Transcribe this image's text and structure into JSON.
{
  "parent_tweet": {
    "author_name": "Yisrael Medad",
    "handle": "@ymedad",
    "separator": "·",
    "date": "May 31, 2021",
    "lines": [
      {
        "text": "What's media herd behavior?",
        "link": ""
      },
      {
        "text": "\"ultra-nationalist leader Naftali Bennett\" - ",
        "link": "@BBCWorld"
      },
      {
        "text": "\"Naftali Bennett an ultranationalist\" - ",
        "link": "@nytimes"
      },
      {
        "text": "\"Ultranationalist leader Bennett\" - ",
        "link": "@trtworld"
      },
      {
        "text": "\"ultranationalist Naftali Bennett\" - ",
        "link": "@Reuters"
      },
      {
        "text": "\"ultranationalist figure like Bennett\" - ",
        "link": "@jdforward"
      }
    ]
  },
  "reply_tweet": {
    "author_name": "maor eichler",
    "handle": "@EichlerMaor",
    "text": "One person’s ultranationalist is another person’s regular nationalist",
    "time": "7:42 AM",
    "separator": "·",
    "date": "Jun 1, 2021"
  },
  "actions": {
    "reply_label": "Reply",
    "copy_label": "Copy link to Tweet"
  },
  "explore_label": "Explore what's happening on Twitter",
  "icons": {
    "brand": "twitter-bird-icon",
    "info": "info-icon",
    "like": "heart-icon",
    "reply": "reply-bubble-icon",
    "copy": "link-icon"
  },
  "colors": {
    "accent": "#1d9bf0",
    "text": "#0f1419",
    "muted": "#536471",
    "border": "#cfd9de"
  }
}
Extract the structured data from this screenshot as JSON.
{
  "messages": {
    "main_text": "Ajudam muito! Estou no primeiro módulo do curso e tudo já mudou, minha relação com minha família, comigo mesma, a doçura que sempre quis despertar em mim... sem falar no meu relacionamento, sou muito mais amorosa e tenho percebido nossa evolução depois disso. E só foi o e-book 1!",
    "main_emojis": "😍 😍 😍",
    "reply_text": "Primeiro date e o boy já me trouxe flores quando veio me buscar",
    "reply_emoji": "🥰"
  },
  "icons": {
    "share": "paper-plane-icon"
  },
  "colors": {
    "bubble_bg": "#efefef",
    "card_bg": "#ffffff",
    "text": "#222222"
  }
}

__WHAT TO PRODUCE__: Go through the records above and set each one down exactly, please.

__WRITTEN REPLY__:
Transcribe this image's text and structure into JSON.
{
  "parent_tweet": {
    "author_name": "Yisrael Medad",
    "handle": "@ymedad",
    "separator": "·",
    "date": "May 31, 2021",
    "lines": [
      {
        "text": "What's media herd behavior?",
        "link": ""
      },
      {
        "text": "\"ultra-nationalist leader Naftali Bennett\" - ",
        "link": "@BBCWorld"
      },
      {
        "text": "\"Naftali Bennett an ultranationalist\" - ",
        "link": "@nytimes"
      },
      {
        "text": "\"Ultranationalist leader Bennett\" - ",
        "link": "@trtworld"
      },
      {
        "text": "\"ultranationalist Naftali Bennett\" - ",
        "link": "@Reuters"
      },
      {
        "text": "\"ultranationalist figure like Bennett\" - ",
        "link": "@jdforward"
      }
    ]
  },
  "reply_tweet": {
    "author_name": "maor eichler",
    "handle": "@EichlerMaor",
    "text": "One person’s ultranationalist is another person’s regular nationalist",
    "time": "7:42 AM",
    "separator": "·",
    "date": "Jun 1, 2021"
  },
  "actions": {
    "reply_label": "Reply",
    "copy_label": "Copy link to Tweet"
  },
  "explore_label": "Explore what's happening on Twitter",
  "icons": {
    "brand": "twitter-bird-icon",
    "info": "info-icon",
    "like": "heart-icon",
    "reply": "reply-bubble-icon",
    "copy": "link-icon"
  },
  "colors": {
    "accent": "#1d9bf0",
    "text": "#0f1419",
    "muted": "#536471",
    "border": "#cfd9de"
  }
}
Extract the structured data from this screenshot as JSON.
{
  "messages": {
    "main_text": "Ajudam muito! Estou no primeiro módulo do curso e tudo já mudou, minha relação com minha família, comigo mesma, a doçura que sempre quis despertar em mim... sem falar no meu relacionamento, sou muito mais amorosa e tenho percebido nossa evolução depois disso. E só foi o e-book 1!",
    "main_emojis": "😍 😍 😍",
    "reply_text": "Primeiro date e o boy já me trouxe flores quando veio me buscar",
    "reply_emoji": "🥰"
  },
  "icons": {
    "share": "paper-plane-icon"
  },
  "colors": {
    "bubble_bg": "#efefef",
    "card_bg": "#ffffff",
    "text": "#222222"
  }
}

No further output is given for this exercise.